== EXERCISE ==
Copy out all lines that hold "passage".

— Start GIVEN ENTRIES —

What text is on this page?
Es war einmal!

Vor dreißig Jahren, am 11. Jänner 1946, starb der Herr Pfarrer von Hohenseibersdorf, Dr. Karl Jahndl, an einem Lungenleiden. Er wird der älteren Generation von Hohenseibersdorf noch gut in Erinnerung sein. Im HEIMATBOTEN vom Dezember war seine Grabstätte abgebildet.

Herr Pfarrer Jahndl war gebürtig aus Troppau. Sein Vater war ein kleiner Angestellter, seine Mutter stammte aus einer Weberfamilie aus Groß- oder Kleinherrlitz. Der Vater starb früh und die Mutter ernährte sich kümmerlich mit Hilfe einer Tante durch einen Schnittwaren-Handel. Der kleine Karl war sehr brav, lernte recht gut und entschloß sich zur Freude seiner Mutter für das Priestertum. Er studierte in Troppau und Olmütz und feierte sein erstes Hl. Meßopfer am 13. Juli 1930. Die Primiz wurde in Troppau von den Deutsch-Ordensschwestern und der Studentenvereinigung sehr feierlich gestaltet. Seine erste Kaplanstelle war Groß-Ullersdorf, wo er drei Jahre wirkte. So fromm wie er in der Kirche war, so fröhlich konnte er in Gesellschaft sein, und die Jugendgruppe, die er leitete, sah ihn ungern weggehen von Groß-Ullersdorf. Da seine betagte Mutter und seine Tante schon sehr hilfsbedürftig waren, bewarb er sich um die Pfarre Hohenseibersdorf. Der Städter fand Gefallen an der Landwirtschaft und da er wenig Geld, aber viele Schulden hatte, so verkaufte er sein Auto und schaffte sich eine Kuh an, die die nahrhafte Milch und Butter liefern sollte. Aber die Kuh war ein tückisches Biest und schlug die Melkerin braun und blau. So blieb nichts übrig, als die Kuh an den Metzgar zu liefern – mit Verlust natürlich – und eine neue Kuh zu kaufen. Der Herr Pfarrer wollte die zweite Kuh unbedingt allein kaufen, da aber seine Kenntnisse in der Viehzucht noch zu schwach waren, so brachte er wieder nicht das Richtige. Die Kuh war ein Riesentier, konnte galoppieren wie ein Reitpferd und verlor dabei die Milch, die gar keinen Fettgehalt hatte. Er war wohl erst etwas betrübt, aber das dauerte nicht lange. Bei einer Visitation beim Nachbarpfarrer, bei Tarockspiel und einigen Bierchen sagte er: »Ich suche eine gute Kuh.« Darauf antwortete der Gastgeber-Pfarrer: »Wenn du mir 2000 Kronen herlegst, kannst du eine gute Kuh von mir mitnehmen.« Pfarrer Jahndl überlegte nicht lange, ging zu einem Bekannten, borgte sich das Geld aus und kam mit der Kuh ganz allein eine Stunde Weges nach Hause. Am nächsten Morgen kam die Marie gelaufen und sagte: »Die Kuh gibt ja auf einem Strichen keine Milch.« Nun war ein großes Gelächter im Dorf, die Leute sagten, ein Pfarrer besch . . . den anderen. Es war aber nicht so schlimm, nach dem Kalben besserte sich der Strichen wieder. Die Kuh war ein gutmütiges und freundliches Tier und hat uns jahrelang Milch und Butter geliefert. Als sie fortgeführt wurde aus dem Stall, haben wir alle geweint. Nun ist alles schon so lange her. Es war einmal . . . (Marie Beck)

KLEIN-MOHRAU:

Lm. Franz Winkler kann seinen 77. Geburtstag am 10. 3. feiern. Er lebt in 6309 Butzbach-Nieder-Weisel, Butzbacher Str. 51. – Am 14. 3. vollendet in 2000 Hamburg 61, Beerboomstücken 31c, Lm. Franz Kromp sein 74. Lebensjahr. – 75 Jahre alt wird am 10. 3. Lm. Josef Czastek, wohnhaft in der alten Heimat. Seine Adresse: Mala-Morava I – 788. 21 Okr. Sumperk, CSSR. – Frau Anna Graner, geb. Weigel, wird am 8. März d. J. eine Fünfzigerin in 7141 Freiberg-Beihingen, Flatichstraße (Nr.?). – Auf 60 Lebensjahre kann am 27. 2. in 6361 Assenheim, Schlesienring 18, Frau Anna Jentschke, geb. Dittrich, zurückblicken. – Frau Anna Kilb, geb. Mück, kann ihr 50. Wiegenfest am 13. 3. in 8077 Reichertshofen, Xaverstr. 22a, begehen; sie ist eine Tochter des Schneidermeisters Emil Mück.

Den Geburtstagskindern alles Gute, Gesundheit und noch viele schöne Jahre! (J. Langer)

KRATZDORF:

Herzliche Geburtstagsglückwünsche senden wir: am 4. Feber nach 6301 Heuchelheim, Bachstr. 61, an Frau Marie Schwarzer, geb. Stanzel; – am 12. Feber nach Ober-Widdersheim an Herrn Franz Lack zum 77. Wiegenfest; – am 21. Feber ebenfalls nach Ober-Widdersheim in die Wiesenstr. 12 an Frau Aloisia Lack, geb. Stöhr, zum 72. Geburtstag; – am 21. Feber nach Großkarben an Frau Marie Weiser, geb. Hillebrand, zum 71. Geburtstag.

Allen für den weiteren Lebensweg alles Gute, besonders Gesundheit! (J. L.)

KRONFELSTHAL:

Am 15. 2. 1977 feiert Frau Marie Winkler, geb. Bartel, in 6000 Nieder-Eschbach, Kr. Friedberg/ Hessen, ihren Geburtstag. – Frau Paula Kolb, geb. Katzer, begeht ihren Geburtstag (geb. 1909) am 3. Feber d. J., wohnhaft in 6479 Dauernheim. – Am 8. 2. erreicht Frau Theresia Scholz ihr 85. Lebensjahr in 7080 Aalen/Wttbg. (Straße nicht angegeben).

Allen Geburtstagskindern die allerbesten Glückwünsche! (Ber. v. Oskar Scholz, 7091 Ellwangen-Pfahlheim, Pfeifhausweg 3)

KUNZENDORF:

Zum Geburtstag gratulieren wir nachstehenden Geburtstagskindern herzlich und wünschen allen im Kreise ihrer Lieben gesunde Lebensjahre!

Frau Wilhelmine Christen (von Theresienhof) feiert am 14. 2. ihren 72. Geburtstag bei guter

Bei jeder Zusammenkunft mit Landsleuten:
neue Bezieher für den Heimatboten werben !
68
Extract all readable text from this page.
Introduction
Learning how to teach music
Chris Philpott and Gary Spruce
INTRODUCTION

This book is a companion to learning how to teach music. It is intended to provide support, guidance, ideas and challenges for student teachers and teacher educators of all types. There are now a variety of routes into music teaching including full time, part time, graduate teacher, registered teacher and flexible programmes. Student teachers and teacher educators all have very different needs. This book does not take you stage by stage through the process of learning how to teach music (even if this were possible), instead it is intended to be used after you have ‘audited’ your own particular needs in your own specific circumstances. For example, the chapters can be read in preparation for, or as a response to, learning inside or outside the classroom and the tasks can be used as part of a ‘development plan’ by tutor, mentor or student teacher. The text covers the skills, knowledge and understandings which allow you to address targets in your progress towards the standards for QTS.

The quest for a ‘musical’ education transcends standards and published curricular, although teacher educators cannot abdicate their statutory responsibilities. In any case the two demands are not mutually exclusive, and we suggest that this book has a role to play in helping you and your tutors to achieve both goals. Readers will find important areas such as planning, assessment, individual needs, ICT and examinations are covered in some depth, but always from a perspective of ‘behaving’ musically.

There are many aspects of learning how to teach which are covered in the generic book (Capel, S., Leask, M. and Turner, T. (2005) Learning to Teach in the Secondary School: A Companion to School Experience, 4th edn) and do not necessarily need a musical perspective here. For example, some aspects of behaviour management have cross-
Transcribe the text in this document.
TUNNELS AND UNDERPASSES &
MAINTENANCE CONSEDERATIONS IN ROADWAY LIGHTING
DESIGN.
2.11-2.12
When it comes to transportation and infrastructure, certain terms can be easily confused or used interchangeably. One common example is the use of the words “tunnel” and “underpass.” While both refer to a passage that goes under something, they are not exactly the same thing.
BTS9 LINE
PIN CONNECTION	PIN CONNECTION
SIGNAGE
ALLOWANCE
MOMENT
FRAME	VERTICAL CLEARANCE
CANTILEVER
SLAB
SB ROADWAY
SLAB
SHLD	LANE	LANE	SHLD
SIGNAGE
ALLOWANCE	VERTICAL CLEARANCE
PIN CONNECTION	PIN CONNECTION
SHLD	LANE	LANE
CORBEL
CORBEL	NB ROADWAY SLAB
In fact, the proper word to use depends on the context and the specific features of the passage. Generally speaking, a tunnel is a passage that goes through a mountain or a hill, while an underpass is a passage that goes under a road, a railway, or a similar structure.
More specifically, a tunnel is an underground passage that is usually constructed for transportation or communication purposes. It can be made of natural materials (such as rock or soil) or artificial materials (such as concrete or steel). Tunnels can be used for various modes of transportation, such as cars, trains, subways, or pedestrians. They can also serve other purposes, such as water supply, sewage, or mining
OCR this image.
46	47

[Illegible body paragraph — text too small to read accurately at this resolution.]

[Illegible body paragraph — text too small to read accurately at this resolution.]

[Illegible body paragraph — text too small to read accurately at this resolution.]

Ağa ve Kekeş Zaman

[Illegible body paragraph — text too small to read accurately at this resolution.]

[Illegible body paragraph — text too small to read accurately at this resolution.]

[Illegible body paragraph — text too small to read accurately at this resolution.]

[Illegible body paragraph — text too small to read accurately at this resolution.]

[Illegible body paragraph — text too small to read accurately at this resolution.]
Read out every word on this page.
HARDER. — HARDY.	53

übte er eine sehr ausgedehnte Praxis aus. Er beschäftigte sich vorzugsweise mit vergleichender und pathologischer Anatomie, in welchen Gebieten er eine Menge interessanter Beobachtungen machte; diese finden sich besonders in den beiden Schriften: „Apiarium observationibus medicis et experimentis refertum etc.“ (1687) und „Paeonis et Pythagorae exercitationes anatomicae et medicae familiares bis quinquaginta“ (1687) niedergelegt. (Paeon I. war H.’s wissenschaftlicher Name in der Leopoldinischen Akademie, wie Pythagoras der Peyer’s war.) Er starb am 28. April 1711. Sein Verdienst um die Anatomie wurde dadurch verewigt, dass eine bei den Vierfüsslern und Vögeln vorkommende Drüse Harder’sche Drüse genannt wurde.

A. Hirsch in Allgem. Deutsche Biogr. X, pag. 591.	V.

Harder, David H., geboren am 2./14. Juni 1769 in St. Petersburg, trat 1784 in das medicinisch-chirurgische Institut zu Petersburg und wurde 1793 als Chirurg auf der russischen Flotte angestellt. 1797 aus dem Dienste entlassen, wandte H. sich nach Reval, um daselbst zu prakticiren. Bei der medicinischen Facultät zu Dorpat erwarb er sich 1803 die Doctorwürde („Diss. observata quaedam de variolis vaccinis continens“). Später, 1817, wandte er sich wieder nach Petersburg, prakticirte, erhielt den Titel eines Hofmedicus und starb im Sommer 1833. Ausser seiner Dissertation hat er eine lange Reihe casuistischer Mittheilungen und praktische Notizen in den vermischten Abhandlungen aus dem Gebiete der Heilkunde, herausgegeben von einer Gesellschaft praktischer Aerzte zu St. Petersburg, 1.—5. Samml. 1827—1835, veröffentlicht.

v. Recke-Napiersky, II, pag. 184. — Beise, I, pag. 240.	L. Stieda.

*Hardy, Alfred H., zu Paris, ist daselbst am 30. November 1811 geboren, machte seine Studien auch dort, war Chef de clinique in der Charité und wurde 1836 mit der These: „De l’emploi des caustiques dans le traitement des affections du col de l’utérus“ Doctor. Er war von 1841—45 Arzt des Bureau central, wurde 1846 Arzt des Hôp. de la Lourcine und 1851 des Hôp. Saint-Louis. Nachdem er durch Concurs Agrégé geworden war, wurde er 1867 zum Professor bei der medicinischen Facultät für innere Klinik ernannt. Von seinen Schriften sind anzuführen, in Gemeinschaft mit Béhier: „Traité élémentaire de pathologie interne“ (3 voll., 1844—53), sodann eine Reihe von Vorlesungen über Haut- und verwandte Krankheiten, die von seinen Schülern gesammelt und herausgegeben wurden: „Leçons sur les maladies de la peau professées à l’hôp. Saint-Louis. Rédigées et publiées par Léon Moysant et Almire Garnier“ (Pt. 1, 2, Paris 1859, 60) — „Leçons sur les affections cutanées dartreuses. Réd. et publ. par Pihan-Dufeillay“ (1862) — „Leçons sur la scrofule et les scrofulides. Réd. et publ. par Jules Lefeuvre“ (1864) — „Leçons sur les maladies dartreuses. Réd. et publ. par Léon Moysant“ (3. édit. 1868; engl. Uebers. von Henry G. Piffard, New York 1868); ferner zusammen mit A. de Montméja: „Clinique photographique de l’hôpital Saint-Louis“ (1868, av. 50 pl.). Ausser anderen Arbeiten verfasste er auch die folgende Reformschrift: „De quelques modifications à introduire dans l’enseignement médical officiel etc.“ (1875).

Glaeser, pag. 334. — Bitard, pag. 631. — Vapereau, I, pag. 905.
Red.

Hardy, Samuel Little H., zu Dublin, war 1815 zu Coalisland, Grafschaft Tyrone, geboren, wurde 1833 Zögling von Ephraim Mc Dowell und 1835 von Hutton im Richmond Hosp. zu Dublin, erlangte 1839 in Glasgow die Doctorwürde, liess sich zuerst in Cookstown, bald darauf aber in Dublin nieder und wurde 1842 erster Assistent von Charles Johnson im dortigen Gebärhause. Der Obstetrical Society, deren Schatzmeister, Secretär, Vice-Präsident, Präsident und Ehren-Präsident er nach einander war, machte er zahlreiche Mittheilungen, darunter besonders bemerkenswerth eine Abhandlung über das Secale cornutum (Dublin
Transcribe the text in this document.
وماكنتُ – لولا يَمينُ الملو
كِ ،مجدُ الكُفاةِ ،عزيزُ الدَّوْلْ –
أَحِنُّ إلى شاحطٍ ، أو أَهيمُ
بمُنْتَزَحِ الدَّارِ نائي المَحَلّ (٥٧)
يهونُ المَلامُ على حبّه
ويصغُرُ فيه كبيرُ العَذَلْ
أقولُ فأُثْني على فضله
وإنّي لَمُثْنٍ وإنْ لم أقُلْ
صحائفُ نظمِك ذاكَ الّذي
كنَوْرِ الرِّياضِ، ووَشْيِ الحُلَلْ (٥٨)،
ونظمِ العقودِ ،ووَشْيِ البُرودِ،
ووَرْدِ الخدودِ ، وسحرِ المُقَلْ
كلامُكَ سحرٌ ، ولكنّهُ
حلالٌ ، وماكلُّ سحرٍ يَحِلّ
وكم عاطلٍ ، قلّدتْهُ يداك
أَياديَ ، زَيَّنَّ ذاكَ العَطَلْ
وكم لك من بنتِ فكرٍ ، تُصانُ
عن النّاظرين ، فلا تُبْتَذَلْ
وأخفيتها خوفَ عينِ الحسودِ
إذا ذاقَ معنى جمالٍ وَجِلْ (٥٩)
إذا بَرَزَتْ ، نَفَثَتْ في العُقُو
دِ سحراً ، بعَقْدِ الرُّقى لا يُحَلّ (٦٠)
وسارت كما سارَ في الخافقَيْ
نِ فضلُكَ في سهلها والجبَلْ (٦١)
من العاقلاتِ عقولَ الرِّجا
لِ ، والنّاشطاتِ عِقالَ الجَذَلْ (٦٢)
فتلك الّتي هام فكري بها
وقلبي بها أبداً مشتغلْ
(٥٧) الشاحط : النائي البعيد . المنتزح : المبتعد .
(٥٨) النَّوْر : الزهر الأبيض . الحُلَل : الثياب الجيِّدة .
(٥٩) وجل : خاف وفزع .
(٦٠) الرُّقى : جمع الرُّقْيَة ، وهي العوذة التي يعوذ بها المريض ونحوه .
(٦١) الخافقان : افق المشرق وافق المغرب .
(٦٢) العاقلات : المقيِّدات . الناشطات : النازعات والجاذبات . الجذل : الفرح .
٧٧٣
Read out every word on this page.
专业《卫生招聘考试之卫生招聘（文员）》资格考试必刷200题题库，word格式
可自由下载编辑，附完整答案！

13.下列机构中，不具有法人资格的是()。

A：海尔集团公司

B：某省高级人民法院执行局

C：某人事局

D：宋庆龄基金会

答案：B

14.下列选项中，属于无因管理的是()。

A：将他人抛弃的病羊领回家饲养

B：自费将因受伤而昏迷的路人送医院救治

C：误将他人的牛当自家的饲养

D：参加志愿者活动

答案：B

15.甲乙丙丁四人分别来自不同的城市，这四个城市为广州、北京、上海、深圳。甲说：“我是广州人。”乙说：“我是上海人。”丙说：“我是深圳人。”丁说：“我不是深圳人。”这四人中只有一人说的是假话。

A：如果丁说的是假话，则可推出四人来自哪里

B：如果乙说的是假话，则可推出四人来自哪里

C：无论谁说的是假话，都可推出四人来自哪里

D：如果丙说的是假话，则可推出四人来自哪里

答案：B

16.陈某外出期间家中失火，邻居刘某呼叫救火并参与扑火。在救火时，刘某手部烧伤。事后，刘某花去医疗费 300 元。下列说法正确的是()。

— End GIVEN ENTRIES —

== THE RESPONSE ==
When it comes to transportation and infrastructure, certain terms can be easily confused or used interchangeably. One common example is the use of the words “tunnel” and “underpass.” While both refer to a passage that goes under something, they are not exactly the same thing.
In fact, the proper word to use depends on the context and the specific features of the passage. Generally speaking, a tunnel is a passage that goes through a mountain or a hill, while an underpass is a passage that goes under a road, a railway, or a similar structure.
More specifically, a tunnel is an underground passage that is usually constructed for transportation or communication purposes. It can be made of natural materials (such as rock or soil) or artificial materials (such as concrete or steel). Tunnels can be used for various modes of transportation, such as cars, trains, subways, or pedestrians. They can also serve other purposes, such as water supply, sewage, or mining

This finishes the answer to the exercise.